[begin Material shown]
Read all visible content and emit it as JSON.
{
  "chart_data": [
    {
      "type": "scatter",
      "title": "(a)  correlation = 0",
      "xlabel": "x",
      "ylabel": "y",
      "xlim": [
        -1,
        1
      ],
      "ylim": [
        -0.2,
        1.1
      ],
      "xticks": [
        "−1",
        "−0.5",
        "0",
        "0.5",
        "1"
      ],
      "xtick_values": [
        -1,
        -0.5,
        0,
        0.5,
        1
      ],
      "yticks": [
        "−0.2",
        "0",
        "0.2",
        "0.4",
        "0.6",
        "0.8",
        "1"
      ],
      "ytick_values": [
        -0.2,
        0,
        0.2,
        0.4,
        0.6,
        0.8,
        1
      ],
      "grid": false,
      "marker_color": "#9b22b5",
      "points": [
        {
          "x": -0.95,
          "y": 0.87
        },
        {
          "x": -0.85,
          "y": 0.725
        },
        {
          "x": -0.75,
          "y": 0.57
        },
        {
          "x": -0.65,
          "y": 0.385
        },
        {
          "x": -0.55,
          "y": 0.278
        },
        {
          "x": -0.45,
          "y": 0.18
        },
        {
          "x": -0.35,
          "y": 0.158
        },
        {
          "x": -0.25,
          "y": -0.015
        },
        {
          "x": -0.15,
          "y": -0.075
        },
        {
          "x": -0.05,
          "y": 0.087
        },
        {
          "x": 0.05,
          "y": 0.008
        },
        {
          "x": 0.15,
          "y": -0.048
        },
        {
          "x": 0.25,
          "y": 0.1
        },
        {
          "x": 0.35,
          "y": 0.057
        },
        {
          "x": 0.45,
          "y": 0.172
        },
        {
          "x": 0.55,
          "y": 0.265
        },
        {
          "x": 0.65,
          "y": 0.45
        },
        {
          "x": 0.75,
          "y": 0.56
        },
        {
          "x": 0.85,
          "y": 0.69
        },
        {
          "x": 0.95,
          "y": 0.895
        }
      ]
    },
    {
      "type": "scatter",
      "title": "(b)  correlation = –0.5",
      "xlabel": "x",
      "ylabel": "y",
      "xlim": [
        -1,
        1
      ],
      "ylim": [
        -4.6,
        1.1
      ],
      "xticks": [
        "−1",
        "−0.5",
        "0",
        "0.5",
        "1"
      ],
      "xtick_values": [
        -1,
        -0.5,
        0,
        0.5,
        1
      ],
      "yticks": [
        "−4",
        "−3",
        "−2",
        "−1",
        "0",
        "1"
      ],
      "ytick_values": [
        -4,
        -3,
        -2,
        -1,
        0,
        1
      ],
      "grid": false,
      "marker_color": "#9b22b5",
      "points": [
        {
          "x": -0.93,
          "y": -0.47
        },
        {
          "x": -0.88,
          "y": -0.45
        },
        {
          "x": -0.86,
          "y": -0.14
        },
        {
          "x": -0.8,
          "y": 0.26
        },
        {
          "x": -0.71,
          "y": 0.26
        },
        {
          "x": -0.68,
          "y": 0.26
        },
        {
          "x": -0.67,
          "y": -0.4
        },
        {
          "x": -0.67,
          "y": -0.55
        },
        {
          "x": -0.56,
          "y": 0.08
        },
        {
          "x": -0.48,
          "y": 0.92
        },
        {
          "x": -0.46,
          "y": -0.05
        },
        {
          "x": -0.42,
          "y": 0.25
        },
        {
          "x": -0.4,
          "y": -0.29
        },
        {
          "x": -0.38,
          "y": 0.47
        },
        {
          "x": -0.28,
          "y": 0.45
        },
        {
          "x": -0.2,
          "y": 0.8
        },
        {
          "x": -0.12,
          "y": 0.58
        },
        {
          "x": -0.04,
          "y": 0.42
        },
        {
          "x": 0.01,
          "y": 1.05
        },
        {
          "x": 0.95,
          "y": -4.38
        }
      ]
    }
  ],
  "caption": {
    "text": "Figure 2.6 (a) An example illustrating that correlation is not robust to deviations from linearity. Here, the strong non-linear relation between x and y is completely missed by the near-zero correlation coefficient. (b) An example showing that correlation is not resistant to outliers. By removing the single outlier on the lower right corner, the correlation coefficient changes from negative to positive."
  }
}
[end Material shown]
# Objective
All of the entries above must be quoted exactly.

# Response
Read all visible content and emit it as JSON.
{
  "chart_data": [
    {
      "type": "scatter",
      "title": "(a)  correlation = 0",
      "xlabel": "x",
      "ylabel": "y",
      "xlim": [
        -1,
        1
      ],
      "ylim": [
        -0.2,
        1.1
      ],
      "xticks": [
        "−1",
        "−0.5",
        "0",
        "0.5",
        "1"
      ],
      "xtick_values": [
        -1,
        -0.5,
        0,
        0.5,
        1
      ],
      "yticks": [
        "−0.2",
        "0",
        "0.2",
        "0.4",
        "0.6",
        "0.8",
        "1"
      ],
      "ytick_values": [
        -0.2,
        0,
        0.2,
        0.4,
        0.6,
        0.8,
        1
      ],
      "grid": false,
      "marker_color": "#9b22b5",
      "points": [
        {
          "x": -0.95,
          "y": 0.87
        },
        {
          "x": -0.85,
          "y": 0.725
        },
        {
          "x": -0.75,
          "y": 0.57
        },
        {
          "x": -0.65,
          "y": 0.385
        },
        {
          "x": -0.55,
          "y": 0.278
        },
        {
          "x": -0.45,
          "y": 0.18
        },
        {
          "x": -0.35,
          "y": 0.158
        },
        {
          "x": -0.25,
          "y": -0.015
        },
        {
          "x": -0.15,
          "y": -0.075
        },
        {
          "x": -0.05,
          "y": 0.087
        },
        {
          "x": 0.05,
          "y": 0.008
        },
        {
          "x": 0.15,
          "y": -0.048
        },
        {
          "x": 0.25,
          "y": 0.1
        },
        {
          "x": 0.35,
          "y": 0.057
        },
        {
          "x": 0.45,
          "y": 0.172
        },
        {
          "x": 0.55,
          "y": 0.265
        },
        {
          "x": 0.65,
          "y": 0.45
        },
        {
          "x": 0.75,
          "y": 0.56
        },
        {
          "x": 0.85,
          "y": 0.69
        },
        {
          "x": 0.95,
          "y": 0.895
        }
      ]
    },
    {
      "type": "scatter",
      "title": "(b)  correlation = –0.5",
      "xlabel": "x",
      "ylabel": "y",
      "xlim": [
        -1,
        1
      ],
      "ylim": [
        -4.6,
        1.1
      ],
      "xticks": [
        "−1",
        "−0.5",
        "0",
        "0.5",
        "1"
      ],
      "xtick_values": [
        -1,
        -0.5,
        0,
        0.5,
        1
      ],
      "yticks": [
        "−4",
        "−3",
        "−2",
        "−1",
        "0",
        "1"
      ],
      "ytick_values": [
        -4,
        -3,
        -2,
        -1,
        0,
        1
      ],
      "grid": false,
      "marker_color": "#9b22b5",
      "points": [
        {
          "x": -0.93,
          "y": -0.47
        },
        {
          "x": -0.88,
          "y": -0.45
        },
        {
          "x": -0.86,
          "y": -0.14
        },
        {
          "x": -0.8,
          "y": 0.26
        },
        {
          "x": -0.71,
          "y": 0.26
        },
        {
          "x": -0.68,
          "y": 0.26
        },
        {
          "x": -0.67,
          "y": -0.4
        },
        {
          "x": -0.67,
          "y": -0.55
        },
        {
          "x": -0.56,
          "y": 0.08
        },
        {
          "x": -0.48,
          "y": 0.92
        },
        {
          "x": -0.46,
          "y": -0.05
        },
        {
          "x": -0.42,
          "y": 0.25
        },
        {
          "x": -0.4,
          "y": -0.29
        },
        {
          "x": -0.38,
          "y": 0.47
        },
        {
          "x": -0.28,
          "y": 0.45
        },
        {
          "x": -0.2,
          "y": 0.8
        },
        {
          "x": -0.12,
          "y": 0.58
        },
        {
          "x": -0.04,
          "y": 0.42
        },
        {
          "x": 0.01,
          "y": 1.05
        },
        {
          "x": 0.95,
          "y": -4.38
        }
      ]
    }
  ],
  "caption": {
    "text": "Figure 2.6 (a) An example illustrating that correlation is not robust to deviations from linearity. Here, the strong non-linear relation between x and y is completely missed by the near-zero correlation coefficient. (b) An example showing that correlation is not resistant to outliers. By removing the single outlier on the lower right corner, the correlation coefficient changes from negative to positive."
  }
}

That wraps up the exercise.